* [Exercise prompt]: All records below must be retyped exactly.

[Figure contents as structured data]

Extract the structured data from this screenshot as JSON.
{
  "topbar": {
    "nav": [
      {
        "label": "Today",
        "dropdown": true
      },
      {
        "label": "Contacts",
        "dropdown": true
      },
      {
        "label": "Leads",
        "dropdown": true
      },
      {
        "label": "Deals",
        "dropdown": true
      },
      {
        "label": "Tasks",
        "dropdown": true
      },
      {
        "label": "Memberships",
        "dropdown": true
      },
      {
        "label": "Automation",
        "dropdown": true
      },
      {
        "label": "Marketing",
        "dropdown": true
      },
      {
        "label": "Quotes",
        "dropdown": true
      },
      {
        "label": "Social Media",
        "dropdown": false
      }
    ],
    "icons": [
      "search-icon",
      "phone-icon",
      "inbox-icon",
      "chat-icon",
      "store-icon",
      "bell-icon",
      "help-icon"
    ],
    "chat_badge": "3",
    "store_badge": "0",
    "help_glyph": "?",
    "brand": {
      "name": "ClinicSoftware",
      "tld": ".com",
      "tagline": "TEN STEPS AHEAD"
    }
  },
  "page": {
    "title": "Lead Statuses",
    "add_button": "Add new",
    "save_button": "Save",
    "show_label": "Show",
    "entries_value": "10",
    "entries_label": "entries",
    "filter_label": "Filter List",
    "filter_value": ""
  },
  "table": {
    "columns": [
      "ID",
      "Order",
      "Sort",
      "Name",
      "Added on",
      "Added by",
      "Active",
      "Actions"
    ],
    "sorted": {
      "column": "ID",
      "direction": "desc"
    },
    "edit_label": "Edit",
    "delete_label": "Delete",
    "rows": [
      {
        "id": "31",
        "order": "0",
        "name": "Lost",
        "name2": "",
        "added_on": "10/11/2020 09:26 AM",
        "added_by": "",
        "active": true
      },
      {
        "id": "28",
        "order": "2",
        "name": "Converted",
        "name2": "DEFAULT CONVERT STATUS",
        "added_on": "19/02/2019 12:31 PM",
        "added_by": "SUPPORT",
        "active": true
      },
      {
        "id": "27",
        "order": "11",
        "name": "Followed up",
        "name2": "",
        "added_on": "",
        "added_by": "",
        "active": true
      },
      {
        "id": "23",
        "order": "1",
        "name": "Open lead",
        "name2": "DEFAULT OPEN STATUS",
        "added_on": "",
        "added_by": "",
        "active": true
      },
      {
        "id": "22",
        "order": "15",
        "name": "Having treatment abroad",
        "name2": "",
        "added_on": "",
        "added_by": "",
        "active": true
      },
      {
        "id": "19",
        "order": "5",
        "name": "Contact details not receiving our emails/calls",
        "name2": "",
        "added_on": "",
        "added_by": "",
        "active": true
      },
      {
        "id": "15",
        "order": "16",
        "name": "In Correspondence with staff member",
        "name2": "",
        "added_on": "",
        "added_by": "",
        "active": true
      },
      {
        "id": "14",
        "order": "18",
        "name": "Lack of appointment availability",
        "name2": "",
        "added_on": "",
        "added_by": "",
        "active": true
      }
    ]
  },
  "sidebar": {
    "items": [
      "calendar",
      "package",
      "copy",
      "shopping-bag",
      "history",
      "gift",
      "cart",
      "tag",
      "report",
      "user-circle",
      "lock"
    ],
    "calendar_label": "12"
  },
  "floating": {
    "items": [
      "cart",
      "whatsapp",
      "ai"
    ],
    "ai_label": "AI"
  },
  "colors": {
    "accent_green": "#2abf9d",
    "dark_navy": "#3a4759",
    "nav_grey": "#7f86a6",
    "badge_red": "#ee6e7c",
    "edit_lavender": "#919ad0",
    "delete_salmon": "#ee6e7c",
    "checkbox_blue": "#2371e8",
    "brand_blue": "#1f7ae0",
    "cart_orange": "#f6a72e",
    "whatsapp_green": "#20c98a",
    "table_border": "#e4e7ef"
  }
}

* [Completed task]:
Extract the structured data from this screenshot as JSON.
{
  "topbar": {
    "nav": [
      {
        "label": "Today",
        "dropdown": true
      },
      {
        "label": "Contacts",
        "dropdown": true
      },
      {
        "label": "Leads",
        "dropdown": true
      },
      {
        "label": "Deals",
        "dropdown": true
      },
      {
        "label": "Tasks",
        "dropdown": true
      },
      {
        "label": "Memberships",
        "dropdown": true
      },
      {
        "label": "Automation",
        "dropdown": true
      },
      {
        "label": "Marketing",
        "dropdown": true
      },
      {
        "label": "Quotes",
        "dropdown": true
      },
      {
        "label": "Social Media",
        "dropdown": false
      }
    ],
    "icons": [
      "search-icon",
      "phone-icon",
      "inbox-icon",
      "chat-icon",
      "store-icon",
      "bell-icon",
      "help-icon"
    ],
    "chat_badge": "3",
    "store_badge": "0",
    "help_glyph": "?",
    "brand": {
      "name": "ClinicSoftware",
      "tld": ".com",
      "tagline": "TEN STEPS AHEAD"
    }
  },
  "page": {
    "title": "Lead Statuses",
    "add_button": "Add new",
    "save_button": "Save",
    "show_label": "Show",
    "entries_value": "10",
    "entries_label": "entries",
    "filter_label": "Filter List",
    "filter_value": ""
  },
  "table": {
    "columns": [
      "ID",
      "Order",
      "Sort",
      "Name",
      "Added on",
      "Added by",
      "Active",
      "Actions"
    ],
    "sorted": {
      "column": "ID",
      "direction": "desc"
    },
    "edit_label": "Edit",
    "delete_label": "Delete",
    "rows": [
      {
        "id": "31",
        "order": "0",
        "name": "Lost",
        "name2": "",
        "added_on": "10/11/2020 09:26 AM",
        "added_by": "",
        "active": true
      },
      {
        "id": "28",
        "order": "2",
        "name": "Converted",
        "name2": "DEFAULT CONVERT STATUS",
        "added_on": "19/02/2019 12:31 PM",
        "added_by": "SUPPORT",
        "active": true
      },
      {
        "id": "27",
        "order": "11",
        "name": "Followed up",
        "name2": "",
        "added_on": "",
        "added_by": "",
        "active": true
      },
      {
        "id": "23",
        "order": "1",
        "name": "Open lead",
        "name2": "DEFAULT OPEN STATUS",
        "added_on": "",
        "added_by": "",
        "active": true
      },
      {
        "id": "22",
        "order": "15",
        "name": "Having treatment abroad",
        "name2": "",
        "added_on": "",
        "added_by": "",
        "active": true
      },
      {
        "id": "19",
        "order": "5",
        "name": "Contact details not receiving our emails/calls",
        "name2": "",
        "added_on": "",
        "added_by": "",
        "active": true
      },
      {
        "id": "15",
        "order": "16",
        "name": "In Correspondence with staff member",
        "name2": "",
        "added_on": "",
        "added_by": "",
        "active": true
      },
      {
        "id": "14",
        "order": "18",
        "name": "Lack of appointment availability",
        "name2": "",
        "added_on": "",
        "added_by": "",
        "active": true
      }
    ]
  },
  "sidebar": {
    "items": [
      "calendar",
      "package",
      "copy",
      "shopping-bag",
      "history",
      "gift",
      "cart",
      "tag",
      "report",
      "user-circle",
      "lock"
    ],
    "calendar_label": "12"
  },
  "floating": {
    "items": [
      "cart",
      "whatsapp",
      "ai"
    ],
    "ai_label": "AI"
  },
  "colors": {
    "accent_green": "#2abf9d",
    "dark_navy": "#3a4759",
    "nav_grey": "#7f86a6",
    "badge_red": "#ee6e7c",
    "edit_lavender": "#919ad0",
    "delete_salmon": "#ee6e7c",
    "checkbox_blue": "#2371e8",
    "brand_blue": "#1f7ae0",
    "cart_orange": "#f6a72e",
    "whatsapp_green": "#20c98a",
    "table_border": "#e4e7ef"
  }
}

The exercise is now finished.